» **Dataset listings of figures**:
** Start **

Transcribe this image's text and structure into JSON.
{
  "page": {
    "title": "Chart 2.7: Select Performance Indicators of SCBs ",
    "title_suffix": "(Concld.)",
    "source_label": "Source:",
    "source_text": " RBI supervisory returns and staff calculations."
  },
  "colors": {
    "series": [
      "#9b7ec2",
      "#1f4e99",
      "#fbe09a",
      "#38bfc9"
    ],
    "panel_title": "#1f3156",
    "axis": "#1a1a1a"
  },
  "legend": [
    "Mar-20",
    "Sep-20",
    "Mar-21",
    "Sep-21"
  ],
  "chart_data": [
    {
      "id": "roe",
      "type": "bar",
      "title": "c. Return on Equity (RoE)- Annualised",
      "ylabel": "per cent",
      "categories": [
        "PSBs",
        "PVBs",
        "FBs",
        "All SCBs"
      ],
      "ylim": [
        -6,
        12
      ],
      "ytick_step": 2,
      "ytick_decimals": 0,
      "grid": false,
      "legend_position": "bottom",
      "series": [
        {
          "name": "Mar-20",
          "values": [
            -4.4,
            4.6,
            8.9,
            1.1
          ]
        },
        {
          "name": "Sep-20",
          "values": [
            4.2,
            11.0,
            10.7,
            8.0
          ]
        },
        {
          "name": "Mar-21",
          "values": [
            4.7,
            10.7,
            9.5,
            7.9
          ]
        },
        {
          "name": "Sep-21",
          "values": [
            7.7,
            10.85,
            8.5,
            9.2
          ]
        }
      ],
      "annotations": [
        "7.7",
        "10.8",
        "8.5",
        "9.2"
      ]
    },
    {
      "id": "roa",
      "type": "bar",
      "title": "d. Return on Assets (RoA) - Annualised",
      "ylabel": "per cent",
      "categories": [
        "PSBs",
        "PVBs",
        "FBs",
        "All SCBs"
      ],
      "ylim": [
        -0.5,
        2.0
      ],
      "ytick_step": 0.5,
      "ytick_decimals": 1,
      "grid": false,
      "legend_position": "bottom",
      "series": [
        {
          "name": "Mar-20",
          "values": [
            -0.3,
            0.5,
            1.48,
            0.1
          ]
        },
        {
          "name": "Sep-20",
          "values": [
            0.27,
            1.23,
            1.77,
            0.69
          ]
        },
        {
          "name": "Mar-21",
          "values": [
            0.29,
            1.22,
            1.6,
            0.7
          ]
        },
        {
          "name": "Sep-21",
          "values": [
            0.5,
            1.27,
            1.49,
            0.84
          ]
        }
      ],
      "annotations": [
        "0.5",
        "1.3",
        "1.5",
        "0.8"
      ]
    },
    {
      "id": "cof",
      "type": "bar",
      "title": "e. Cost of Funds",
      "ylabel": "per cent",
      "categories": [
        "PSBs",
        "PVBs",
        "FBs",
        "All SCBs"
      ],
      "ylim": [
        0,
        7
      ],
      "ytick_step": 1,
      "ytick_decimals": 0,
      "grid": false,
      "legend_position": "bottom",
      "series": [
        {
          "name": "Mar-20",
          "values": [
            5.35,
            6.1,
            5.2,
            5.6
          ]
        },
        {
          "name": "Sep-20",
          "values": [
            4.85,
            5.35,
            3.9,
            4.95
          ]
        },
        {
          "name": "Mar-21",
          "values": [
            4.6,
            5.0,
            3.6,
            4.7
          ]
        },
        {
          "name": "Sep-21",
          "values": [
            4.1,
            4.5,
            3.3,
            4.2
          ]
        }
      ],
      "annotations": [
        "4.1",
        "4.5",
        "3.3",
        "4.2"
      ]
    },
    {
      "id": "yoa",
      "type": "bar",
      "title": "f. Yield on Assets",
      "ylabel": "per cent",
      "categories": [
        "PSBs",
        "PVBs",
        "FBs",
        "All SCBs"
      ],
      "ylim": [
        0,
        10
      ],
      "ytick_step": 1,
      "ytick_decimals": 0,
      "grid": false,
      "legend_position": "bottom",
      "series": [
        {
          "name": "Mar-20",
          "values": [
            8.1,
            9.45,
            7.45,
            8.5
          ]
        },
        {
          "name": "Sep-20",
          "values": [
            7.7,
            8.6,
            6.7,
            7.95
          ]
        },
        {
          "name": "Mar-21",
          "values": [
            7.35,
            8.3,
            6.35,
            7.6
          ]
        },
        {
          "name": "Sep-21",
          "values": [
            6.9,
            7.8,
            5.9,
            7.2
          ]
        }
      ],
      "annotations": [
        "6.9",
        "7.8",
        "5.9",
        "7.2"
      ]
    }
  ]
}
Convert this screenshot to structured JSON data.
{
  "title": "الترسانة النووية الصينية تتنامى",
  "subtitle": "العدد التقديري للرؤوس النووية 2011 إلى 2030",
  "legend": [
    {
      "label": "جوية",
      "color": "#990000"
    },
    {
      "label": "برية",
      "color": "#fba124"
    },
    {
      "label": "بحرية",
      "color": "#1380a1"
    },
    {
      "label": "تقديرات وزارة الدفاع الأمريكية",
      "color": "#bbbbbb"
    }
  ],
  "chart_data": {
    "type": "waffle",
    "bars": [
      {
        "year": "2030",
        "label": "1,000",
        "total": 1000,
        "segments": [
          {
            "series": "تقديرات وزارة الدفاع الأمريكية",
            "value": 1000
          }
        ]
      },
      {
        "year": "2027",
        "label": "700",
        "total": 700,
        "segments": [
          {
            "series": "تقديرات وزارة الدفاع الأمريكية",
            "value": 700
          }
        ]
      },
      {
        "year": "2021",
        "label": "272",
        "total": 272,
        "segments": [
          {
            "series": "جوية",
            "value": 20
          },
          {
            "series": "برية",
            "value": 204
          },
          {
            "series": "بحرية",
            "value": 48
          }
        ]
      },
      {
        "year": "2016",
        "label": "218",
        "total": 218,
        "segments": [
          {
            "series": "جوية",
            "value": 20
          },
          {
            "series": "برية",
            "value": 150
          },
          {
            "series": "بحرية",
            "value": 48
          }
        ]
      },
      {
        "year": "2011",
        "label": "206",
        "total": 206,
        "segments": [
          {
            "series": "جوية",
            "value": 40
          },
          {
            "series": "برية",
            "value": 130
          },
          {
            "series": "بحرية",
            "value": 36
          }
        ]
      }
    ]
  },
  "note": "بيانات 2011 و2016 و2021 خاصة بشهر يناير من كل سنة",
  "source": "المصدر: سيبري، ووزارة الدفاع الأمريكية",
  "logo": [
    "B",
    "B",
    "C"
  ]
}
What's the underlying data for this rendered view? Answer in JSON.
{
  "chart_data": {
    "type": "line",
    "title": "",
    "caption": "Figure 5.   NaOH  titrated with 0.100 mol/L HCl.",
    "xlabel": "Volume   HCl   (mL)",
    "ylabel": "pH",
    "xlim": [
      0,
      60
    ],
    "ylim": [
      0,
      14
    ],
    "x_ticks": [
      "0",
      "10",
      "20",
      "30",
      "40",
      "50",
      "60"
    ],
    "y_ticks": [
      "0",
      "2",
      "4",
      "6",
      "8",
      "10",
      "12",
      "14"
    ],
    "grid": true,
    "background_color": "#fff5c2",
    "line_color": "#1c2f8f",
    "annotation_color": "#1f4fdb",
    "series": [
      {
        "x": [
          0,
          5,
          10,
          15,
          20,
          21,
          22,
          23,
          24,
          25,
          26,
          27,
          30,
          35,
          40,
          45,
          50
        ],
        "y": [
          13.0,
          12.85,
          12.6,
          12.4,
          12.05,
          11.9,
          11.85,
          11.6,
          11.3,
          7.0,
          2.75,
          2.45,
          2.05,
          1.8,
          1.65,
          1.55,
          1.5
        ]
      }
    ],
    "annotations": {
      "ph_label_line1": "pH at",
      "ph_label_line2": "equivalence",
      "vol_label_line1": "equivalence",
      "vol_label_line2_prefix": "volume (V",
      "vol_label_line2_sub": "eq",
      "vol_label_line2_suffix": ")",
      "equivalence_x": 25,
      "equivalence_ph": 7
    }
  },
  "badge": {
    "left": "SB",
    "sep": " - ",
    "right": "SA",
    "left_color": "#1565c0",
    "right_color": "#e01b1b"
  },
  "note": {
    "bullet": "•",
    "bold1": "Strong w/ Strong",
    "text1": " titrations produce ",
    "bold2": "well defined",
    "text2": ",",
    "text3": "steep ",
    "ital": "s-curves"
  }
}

** End **

» **CHALLENGE**: Pull every line containing the word "note" out of the material.

» **EXPECTED ANSWER**:
  "note": "بيانات 2011 و2016 و2021 خاصة بشهر يناير من كل سنة",
  "note": {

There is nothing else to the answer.